# LAVORO RICHIESTO:
Prosegui il brano su Sandrart e la pittura di paesaggio, scrivendo il seguito che viene dopo la sua ultima frase.

Sandrart attribuisce quindi al paesaggio
una valenza decorativa, una funzione di sfondo e di scenario più che una
rispondenza poetica e di evocazione storica o letteraria; inoltre è evidente
che la sua, più che una posizione teorica è piuttosto una serie di utili
consigli pratici, in linea con l’intento pedagogico del volume. Già in questo
contesto il tedesco cita Claude Lorrain,
e fornisce preziose informazioni sulla sua pratica pittorica; inoltre, è il
primo a menzionare l’innovativa tecnica
di dipingere a olio, su tela o su carta preparata, direttamente dal
naturale, a suo giudizio preferibile rispetto all’uso più consueto dello
schizzo monocromo a carboncino. È proprio lo stesso Sandrart ad affermare di
essere stato lui a suggerire a Lorrain tale pratica, aprendogli le porte del
successo; ed in effetti potrebbe essere stato davvero così, poiché il tedesco
si trovava a Roma proprio quando, alla metà degli anni 30, crebbe
vertiginosamente il successo del pittore francese, anche se non può essere
provato che non sia accaduto esattamente il contrario.
Sandrart inoltre menziona anche un altro
importante realizzatore di paesaggi, l’olandese Hermann van Swanevelt, del quale narra che non
disegnava mai nelle accademie, ma preferiva esercitarsi nelle riproduzioni del
corpo umano riproducendo modelli viventi poiché, secondo il suo parere, era
necessario molto più lavoro per una piccola figura umana piuttosto che per
l’intero paesaggio.Importante è anche la biografia dedicata
ad Adam Elsheimer, considerato il
suo maestro ideale; la qualità che ammira di più nei suoi paesaggi è la
delicatezza poetica, l’atmosfera sognante, e le fonti di illuminazione che
rappresentano in maniera realistica e naturale i fenomeni celesti.
Sono molti i disegni di paesaggio
attribuiti a Sandrart, tutti riconducibili al periodo romano, caratterizzati da
netti contrasti di luce, tutti mostrano il fascino che dovette subire il
tedesco davanti ai sereni cieli romani incendiati dal sole, nonché dalla
presenza in ogni dove delle antiche vestigia romane. Sappiamo che, appena
giunto nella città dei papi, fu subito catturato nell’orbita di Lorrain, con il
quale non solo aveva coabitato per un periodo, ma si recava a disegnare nella
Villa Giustiniani al Popolo. Ad attrarlo maggiormente furono le rovine, di cui
eseguì diversi disegni, questo tipo di paesaggio evocativo era un ottimo
sfondo, tanto da essere molto popolare tra i paesaggisti.

# MATERIALE MOSTRATO:
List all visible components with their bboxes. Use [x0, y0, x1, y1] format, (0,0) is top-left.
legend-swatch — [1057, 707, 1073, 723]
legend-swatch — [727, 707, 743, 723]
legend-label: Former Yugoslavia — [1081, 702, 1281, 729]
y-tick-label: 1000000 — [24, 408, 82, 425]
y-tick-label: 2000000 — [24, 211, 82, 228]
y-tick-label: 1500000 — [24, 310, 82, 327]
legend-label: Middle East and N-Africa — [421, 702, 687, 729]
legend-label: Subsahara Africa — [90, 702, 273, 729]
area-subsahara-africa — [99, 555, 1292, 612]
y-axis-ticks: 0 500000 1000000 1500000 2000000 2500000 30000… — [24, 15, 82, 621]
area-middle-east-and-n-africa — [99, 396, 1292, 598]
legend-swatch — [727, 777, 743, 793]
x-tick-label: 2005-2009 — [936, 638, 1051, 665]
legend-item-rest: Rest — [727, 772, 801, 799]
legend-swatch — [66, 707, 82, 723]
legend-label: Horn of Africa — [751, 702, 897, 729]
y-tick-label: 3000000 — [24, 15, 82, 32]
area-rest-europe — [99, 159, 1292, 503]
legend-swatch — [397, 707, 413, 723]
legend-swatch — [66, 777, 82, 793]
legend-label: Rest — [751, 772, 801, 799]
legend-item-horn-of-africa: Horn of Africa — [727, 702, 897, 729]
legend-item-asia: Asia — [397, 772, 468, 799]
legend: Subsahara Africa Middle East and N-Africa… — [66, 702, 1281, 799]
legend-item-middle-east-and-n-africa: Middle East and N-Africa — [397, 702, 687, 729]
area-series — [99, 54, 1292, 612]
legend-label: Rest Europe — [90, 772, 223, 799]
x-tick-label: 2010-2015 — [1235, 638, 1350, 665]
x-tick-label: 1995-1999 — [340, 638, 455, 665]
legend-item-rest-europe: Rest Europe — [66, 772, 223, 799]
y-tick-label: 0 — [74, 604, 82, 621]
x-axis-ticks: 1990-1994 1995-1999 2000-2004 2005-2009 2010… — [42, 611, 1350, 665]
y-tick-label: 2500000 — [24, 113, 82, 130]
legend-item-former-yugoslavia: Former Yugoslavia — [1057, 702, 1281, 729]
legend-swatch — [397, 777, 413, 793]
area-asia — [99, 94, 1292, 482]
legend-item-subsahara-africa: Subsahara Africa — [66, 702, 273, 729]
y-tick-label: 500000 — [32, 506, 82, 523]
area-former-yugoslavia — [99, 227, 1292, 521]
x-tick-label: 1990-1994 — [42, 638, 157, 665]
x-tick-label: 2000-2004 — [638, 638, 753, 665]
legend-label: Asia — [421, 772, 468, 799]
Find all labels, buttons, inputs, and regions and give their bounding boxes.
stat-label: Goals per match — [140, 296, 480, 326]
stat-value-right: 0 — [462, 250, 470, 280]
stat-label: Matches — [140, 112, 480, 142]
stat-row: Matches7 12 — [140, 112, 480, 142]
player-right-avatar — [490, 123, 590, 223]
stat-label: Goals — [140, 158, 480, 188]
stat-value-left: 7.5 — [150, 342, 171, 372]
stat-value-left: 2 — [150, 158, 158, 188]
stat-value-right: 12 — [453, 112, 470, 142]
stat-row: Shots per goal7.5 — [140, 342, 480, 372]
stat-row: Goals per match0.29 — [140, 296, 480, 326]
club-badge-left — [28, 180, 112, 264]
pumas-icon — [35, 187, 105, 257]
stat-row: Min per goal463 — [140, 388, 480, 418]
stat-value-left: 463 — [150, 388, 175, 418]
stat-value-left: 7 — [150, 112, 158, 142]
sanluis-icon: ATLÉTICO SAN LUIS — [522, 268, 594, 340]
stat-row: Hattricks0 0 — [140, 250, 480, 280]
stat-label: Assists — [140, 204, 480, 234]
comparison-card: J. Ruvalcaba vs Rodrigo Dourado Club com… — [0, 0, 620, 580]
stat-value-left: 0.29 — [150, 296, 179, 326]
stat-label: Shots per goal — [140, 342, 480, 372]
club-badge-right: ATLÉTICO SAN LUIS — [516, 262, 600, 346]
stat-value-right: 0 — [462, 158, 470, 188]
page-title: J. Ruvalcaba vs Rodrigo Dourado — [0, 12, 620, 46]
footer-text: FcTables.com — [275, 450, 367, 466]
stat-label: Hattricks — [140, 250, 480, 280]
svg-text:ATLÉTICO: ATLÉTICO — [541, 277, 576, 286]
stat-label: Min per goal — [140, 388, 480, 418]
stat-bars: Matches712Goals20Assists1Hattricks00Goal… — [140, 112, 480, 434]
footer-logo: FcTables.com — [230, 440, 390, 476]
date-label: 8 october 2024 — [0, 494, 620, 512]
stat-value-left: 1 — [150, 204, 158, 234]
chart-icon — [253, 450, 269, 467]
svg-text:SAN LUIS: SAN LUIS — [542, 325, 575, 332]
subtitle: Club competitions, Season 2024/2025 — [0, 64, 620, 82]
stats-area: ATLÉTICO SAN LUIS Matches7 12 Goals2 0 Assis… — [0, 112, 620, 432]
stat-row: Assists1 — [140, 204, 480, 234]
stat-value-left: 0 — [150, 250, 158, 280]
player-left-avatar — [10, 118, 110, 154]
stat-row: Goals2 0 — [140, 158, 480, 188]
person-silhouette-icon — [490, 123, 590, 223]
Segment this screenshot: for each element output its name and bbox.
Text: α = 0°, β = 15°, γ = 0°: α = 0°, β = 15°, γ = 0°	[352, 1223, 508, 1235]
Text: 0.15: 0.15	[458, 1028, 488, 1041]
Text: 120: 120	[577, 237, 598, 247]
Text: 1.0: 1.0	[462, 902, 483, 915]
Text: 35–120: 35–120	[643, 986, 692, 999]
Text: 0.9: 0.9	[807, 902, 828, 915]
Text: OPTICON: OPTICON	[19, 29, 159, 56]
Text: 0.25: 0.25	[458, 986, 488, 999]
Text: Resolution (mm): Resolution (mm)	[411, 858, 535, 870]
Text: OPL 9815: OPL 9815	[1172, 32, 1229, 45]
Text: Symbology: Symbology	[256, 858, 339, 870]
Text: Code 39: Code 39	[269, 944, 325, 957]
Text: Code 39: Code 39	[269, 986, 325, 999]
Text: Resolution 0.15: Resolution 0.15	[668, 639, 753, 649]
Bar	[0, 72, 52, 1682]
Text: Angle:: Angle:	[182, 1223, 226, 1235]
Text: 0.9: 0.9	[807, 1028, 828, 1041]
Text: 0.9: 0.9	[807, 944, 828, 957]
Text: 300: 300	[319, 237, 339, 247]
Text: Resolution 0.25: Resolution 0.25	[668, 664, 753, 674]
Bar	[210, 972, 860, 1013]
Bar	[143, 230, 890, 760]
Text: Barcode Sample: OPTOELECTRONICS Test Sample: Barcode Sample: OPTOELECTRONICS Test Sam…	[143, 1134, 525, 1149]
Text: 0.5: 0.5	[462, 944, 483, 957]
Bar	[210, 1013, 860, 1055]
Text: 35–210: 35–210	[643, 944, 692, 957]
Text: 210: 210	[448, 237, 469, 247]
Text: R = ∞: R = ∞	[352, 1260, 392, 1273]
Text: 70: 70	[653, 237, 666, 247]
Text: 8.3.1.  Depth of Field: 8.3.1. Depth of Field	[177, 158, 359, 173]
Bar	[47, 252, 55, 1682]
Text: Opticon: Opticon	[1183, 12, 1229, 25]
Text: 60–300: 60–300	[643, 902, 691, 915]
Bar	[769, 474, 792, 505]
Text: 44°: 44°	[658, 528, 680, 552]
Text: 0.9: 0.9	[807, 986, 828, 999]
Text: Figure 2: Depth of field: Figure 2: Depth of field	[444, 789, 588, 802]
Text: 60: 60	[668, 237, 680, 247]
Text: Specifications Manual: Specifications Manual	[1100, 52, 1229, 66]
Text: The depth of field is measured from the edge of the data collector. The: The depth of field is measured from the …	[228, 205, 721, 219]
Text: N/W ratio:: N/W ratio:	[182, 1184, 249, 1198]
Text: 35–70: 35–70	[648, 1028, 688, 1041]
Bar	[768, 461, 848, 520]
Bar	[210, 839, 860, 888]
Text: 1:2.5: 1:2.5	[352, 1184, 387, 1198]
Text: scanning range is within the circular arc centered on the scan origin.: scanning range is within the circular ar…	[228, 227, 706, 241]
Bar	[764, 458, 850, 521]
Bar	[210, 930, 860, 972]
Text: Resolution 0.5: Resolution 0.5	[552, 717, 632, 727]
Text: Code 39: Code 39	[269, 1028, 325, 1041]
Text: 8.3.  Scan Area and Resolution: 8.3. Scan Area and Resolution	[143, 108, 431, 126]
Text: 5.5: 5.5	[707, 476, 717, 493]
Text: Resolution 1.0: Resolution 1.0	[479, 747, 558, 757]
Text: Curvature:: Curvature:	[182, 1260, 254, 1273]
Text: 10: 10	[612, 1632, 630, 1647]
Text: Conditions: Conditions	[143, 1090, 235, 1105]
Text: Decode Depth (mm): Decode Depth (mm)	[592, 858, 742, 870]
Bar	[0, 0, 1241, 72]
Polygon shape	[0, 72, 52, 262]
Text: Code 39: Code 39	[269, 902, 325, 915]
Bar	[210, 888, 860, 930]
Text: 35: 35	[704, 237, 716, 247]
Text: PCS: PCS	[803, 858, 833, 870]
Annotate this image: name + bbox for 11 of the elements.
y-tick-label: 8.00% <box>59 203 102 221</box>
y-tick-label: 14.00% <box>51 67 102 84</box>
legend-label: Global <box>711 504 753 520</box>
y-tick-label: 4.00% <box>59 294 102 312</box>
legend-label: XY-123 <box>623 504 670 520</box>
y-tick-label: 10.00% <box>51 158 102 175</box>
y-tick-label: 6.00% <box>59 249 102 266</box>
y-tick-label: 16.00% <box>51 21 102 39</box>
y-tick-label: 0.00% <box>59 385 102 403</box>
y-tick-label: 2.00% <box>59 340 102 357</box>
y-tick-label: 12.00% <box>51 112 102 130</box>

# RISULTATO OTTENUTO:
Un caso di particolare interesse è il Campo Vaccino, di cui si hanno due
incisioni, considerato la base di partenza di un quadro del già citato Lorrain.
Era un soggetto particolarmente apprezzato, tanto da essere presente anche in
un dipinto di AgostinoTassi, primo
maestro di Lorrain a Roma.
Altro topos del paesaggio degli anni 30
è il Vesuvio in eruzione; il soggetto,
carico di valenze umanistiche e rievocazioni pliniane, era particolarmente
attuale perché proprio nel dicembre 1631 si era verificata una spettacolare
eruzione. Sandrart afferma di averlo disegnato nel corso del suo viaggio
nell’Italia del Sud, mentre ripercorreva le tappe caravaggesche: Napoli,
Messina, Malta.
Importante è anche la rappresentazione
degli alberi, i quali sono considerati i muscoli del paesaggio; secondo ciò che
scrive, le chiome devono sembrare attraversate dall’aria e dalla luce, ondeggianti
al vento, e non devono essere troppo tonde, né troppo piatte, né troppo aguzze.
Finito il periodo romano Sandrart, nelle
ambientazioni di quadri quali l’Educazione
di Giove, la Sacra Famiglia, o Nozze Mistiche di Santa Caterina, non
dimenticherà di continuare gli studi sul paesaggio, infatti sono diversi i
fogli con schizzi, attribuiti al tedesco, in cui sono rappresentati alberi e
boschi, ma c’è anche un interessante disegno a sanguigna del 1651, in cui è
rappresentata la Tomba di Cecilia
Metella con due figurette in primo piano, una delle quali seduta con un
libro aperto, e l’altra in piedi con un bastone.